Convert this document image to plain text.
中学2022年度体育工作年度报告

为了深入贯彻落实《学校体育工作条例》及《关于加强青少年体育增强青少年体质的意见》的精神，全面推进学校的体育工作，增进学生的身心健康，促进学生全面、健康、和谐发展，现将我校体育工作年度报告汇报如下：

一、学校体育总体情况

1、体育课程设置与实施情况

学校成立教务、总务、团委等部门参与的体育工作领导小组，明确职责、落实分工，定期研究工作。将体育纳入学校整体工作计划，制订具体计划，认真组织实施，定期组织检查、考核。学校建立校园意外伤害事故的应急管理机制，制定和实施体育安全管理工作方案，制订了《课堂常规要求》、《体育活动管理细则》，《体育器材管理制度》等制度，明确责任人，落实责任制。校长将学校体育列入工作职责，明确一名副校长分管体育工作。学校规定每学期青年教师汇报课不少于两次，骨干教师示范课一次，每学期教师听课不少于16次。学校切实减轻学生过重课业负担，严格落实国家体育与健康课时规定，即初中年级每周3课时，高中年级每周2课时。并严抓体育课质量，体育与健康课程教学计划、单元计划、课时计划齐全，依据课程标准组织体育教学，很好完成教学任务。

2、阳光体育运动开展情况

□ □ □ □

__Exercise details__. Please quote the data above in full, with no line missing.

__Answer to this task__.
Convert this document image to plain text.
中学2022年度体育工作年度报告

为了深入贯彻落实《学校体育工作条例》及《关于加强青少年体育增强青少年体质的意见》的精神，全面推进学校的体育工作，增进学生的身心健康，促进学生全面、健康、和谐发展，现将我校体育工作年度报告汇报如下：

一、学校体育总体情况

1、体育课程设置与实施情况

学校成立教务、总务、团委等部门参与的体育工作领导小组，明确职责、落实分工，定期研究工作。将体育纳入学校整体工作计划，制订具体计划，认真组织实施，定期组织检查、考核。学校建立校园意外伤害事故的应急管理机制，制定和实施体育安全管理工作方案，制订了《课堂常规要求》、《体育活动管理细则》，《体育器材管理制度》等制度，明确责任人，落实责任制。校长将学校体育列入工作职责，明确一名副校长分管体育工作。学校规定每学期青年教师汇报课不少于两次，骨干教师示范课一次，每学期教师听课不少于16次。学校切实减轻学生过重课业负担，严格落实国家体育与健康课时规定，即初中年级每周3课时，高中年级每周2课时。并严抓体育课质量，体育与健康课程教学计划、单元计划、课时计划齐全，依据课程标准组织体育教学，很好完成教学任务。

2、阳光体育运动开展情况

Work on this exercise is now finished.